### Page text:
After that we took pictures and said our goodbyes. Evan and I surfed Pops at Waikiki later in the afternoon............no great shakes.
All in all I had a phenomenal good time in the big city and the Oahu crew knows all about aloha. It was like getting instant friends. I hope to be able to return the greeting to them someday on Kauai.
I also got to see the biggest hardware store I have ever seen..............a Home Depot. I am now the proud owner of Malibu lighting and a bunch of other stuff.
A'hui hou from the Oahu Ho'ike,
Denny
Sunday August 19, 2001
6:45a-9:30a
South East Shore
Avg wave face 3-5 feet
Sets wave face occ 6+ feet (mostly SE)
Mostly Sunny; Moderate sideshore winds
Solo, Makan
later, Evan, Mike Akima, other Rich (tube), Greg, Brian, Cameron. Big backwards
off the lip drop... Avg sesh for Bud
Friday August 24, 2001
2:00p - 4:15p
South East Shore
Avg wave face 2-3 feet
Sets wave face occ 3.5 feet (mostly SE)
Partly Sunny; Moderate sideshore winds
Very likely the smallest waves I have ridden all summer. Almost drove
away but needed to at least get wet. Gutless wind drivel, barely surfable.
Just fooled around for a couple hours. Poor session.
Sunday August 26, 2001
7:15a-10:30a
North Shore /kea/
Avg wave face 4-5 feet
Sets wave face occ 6+ feet (mostly NE)

### Supplied information:
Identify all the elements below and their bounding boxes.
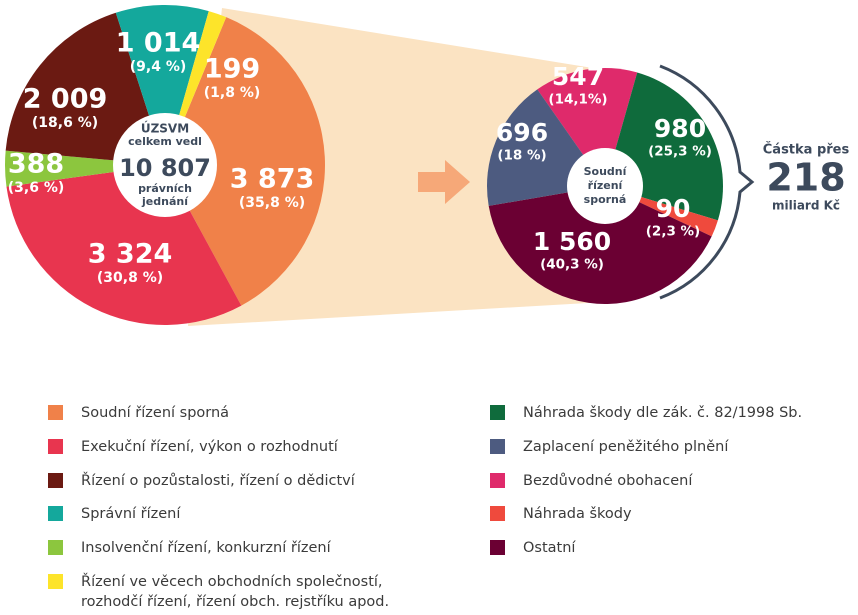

### Work to complete:
[1] Answer these about the surf journal:
(a) Where did Evan and the writer surf later in the afternoon?
(b) What did the writer buy after visiting the big hardware store?
(c) What was the average wave face on Friday, August 24, 2001?
[2] Pick up the surf journal where it ends and keep writing.
The material has nothing to do with the text.

### Task-by-task answers:
[1]
(a) Pops at Waikiki
(b) Malibu lighting and a bunch of other stuff
(c) 2-3 feet

[2]
Mostly Sunny; Calm & glassy turning light & variable later
in the morning
Decent lil waves, good direction, a few 7 foot faces coming through
early in the session, but mostly chest to head high. The sets were nice
in that there were usually 3-5 waves per; But growing very inconsistent
as the morning progressed. 9am hardly anymore sets, by 10am it was almost
flat. The crowd was the biggest downer, the lineup was packed with the
clueless and rude. A few of the regular faces and myself were shaking heads
in disbelief. Poor session.
Friday August 31, 2001
2:00p - 4:45p
South East Shore
Avg wave face 3-4 feet
Sets wave face occ 5-6 feet (very SE)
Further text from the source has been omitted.